(Records from a dataset)
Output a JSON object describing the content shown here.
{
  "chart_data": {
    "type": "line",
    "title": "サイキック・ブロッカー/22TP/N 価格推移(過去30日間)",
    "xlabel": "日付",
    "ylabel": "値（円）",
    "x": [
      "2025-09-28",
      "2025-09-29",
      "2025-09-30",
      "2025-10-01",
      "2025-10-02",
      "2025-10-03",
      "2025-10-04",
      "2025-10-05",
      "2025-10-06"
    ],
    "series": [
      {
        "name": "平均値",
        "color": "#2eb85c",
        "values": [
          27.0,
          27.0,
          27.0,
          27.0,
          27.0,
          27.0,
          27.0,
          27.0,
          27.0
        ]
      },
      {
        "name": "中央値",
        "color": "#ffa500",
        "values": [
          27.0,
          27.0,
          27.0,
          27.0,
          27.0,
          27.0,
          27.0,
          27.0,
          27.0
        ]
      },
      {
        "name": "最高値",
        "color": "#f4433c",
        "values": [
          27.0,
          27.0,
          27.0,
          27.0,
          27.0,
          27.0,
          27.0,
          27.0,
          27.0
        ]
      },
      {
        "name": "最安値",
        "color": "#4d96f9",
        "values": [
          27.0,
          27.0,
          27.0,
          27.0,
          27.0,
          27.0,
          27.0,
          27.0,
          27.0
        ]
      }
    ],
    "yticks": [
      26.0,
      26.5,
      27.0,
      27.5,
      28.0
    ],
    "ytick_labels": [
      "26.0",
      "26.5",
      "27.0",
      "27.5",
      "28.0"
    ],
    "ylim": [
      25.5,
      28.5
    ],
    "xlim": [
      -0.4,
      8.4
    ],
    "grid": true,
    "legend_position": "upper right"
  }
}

WRITTEN EXERCISE: Locate each line with the word "color" and copy it.

THE RESULT:
        "color": "#2eb85c",
        "color": "#ffa500",
        "color": "#f4433c",
        "color": "#4d96f9",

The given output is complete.